Using the listing below, extract each line that has the word "взаимодействия" in it.

[start DATASET ROWS]

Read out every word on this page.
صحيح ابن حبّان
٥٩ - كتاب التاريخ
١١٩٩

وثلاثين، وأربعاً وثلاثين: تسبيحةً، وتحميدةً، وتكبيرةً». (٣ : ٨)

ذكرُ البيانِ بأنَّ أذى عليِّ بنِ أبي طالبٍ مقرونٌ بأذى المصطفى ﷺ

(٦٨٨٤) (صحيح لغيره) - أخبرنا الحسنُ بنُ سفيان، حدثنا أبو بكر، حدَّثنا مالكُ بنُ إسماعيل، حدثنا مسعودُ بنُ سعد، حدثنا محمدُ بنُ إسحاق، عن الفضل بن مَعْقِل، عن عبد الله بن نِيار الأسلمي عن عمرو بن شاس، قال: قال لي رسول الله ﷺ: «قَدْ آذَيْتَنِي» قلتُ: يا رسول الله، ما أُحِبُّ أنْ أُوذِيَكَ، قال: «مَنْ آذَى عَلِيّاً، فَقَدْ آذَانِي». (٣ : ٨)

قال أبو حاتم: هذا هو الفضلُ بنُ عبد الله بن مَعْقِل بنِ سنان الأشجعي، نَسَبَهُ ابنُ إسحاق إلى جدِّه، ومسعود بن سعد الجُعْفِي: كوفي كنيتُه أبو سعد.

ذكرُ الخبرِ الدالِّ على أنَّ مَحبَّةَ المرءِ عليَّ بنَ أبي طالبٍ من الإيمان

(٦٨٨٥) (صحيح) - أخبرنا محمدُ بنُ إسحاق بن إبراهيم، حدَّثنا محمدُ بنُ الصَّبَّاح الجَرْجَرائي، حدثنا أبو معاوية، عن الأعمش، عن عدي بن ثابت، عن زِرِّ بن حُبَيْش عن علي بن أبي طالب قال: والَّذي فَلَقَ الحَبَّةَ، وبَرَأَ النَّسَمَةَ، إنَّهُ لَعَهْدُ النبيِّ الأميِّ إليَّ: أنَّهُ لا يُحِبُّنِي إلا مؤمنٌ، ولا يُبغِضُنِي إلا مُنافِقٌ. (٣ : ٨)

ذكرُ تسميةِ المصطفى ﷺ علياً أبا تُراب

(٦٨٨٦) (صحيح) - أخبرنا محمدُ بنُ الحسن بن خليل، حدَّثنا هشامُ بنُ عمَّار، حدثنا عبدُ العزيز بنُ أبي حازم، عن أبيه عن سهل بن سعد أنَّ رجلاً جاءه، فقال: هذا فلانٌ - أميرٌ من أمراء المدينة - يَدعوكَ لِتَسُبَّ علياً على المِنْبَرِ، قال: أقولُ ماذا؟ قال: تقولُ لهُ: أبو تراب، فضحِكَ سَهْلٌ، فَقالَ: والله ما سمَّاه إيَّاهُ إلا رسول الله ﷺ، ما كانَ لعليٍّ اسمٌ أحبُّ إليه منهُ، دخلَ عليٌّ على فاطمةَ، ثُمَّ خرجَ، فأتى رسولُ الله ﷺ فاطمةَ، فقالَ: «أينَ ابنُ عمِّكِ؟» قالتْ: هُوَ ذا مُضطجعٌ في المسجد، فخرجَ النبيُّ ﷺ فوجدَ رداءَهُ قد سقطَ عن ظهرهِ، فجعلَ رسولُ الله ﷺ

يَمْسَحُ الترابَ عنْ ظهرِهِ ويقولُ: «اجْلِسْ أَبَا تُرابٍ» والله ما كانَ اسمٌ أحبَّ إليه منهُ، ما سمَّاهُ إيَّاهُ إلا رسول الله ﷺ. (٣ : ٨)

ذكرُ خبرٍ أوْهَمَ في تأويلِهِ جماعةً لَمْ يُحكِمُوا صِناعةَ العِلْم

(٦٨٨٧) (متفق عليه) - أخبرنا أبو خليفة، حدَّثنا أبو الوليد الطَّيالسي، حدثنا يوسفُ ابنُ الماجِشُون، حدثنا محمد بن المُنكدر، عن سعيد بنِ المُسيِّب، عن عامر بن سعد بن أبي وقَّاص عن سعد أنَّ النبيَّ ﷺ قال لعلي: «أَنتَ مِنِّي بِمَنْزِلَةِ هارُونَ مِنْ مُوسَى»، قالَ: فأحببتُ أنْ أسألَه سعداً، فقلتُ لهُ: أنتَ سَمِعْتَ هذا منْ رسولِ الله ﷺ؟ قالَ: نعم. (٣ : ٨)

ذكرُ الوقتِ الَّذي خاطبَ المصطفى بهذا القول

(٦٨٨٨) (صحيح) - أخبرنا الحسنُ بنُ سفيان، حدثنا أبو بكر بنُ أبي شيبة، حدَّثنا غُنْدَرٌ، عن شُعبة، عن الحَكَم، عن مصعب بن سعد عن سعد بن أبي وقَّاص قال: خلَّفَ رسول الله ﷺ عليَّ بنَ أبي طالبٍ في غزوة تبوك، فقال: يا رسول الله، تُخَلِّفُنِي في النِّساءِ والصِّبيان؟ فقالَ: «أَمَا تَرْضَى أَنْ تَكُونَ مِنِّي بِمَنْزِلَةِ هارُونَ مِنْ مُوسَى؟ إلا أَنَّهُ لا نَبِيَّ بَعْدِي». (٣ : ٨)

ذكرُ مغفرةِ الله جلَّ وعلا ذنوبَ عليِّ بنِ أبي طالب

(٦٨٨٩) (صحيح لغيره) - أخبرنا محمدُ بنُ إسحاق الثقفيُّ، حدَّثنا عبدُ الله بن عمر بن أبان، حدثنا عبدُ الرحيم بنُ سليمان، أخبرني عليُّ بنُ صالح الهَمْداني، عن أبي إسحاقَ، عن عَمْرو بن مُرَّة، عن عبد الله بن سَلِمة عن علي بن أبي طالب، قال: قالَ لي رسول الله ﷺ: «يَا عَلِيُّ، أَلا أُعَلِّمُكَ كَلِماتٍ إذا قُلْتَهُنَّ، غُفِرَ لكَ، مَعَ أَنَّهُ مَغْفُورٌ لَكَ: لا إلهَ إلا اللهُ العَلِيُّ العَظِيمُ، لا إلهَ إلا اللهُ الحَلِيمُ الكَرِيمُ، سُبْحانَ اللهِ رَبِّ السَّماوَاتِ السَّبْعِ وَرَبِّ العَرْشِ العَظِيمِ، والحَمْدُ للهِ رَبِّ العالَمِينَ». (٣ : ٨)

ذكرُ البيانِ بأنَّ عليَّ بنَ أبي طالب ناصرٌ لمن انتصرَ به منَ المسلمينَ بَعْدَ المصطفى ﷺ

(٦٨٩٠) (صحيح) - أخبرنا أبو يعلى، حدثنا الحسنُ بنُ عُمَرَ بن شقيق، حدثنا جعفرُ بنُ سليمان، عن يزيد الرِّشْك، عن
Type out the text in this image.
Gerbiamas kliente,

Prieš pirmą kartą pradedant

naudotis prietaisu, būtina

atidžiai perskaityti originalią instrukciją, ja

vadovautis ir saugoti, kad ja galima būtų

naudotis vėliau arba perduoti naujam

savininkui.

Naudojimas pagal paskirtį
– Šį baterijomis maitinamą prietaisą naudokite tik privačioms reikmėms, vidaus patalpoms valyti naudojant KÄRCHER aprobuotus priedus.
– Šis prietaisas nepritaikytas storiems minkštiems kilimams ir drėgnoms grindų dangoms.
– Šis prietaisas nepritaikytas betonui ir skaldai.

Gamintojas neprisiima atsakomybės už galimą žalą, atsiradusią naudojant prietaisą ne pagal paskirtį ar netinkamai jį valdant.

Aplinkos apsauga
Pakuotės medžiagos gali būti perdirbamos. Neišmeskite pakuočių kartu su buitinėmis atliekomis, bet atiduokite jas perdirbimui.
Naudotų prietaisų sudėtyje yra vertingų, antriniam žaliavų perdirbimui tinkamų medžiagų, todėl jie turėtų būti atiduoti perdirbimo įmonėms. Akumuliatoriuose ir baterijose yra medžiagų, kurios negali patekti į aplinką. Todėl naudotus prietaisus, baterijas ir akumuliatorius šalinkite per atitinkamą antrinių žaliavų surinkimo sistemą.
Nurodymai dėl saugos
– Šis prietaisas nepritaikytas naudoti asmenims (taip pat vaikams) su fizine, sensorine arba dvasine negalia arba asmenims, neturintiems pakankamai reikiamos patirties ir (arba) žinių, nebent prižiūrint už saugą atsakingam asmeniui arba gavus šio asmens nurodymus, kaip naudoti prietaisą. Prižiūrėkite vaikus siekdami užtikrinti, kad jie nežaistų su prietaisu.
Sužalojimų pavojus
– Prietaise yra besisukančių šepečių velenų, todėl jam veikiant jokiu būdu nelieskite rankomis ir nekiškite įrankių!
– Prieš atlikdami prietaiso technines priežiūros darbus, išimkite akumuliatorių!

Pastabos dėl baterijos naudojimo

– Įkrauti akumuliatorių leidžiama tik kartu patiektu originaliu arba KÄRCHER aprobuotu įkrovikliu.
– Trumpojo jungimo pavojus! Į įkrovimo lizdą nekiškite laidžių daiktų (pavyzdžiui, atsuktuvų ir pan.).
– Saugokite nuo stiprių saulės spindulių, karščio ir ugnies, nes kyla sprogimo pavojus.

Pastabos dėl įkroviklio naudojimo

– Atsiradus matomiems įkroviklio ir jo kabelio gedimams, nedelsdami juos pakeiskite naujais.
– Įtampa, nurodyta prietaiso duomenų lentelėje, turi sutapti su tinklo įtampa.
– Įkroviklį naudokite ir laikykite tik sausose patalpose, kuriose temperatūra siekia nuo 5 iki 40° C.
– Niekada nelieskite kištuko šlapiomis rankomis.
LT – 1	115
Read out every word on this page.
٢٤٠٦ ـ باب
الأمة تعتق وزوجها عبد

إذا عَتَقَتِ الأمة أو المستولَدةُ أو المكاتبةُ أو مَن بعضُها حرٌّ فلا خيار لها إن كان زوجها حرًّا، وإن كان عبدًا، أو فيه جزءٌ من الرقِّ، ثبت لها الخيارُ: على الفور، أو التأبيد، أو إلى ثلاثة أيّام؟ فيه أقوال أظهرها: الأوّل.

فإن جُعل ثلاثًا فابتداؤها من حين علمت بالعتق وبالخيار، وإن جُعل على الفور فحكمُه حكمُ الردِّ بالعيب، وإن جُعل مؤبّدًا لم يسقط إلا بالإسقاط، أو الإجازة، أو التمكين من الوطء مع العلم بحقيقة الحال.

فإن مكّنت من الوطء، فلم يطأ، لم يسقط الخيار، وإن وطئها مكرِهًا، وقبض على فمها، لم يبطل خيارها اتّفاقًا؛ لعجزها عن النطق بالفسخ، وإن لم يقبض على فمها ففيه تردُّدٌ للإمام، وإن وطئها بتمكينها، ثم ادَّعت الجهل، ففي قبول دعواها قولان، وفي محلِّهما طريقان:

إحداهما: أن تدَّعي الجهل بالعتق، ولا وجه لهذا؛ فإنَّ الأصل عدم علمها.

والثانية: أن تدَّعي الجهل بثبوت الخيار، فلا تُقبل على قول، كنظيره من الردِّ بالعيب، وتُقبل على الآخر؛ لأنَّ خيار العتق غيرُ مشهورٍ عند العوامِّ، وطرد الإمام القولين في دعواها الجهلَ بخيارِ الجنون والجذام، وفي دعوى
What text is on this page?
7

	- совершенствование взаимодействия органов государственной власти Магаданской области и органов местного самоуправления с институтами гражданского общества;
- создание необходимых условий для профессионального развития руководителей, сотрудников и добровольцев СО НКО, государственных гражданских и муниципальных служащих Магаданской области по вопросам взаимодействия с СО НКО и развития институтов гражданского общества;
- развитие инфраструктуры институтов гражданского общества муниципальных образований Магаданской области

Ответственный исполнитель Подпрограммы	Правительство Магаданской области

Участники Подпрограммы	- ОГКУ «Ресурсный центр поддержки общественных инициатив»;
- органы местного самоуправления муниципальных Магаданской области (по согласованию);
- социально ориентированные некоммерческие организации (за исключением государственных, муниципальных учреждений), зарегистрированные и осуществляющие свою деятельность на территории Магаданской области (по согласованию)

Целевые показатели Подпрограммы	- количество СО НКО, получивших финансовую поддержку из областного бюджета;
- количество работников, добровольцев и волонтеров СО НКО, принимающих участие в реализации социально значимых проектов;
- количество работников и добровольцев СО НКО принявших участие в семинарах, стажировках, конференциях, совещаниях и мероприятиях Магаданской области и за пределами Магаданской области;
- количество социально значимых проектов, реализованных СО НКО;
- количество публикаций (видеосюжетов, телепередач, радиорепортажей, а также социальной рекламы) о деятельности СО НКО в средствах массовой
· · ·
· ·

[end DATASET ROWS]

RESPONSE:
	- совершенствование взаимодействия органов государственной власти Магаданской области и органов местного самоуправления с институтами гражданского общества;
- создание необходимых условий для профессионального развития руководителей, сотрудников и добровольцев СО НКО, государственных гражданских и муниципальных служащих Магаданской области по вопросам взаимодействия с СО НКО и развития институтов гражданского общества;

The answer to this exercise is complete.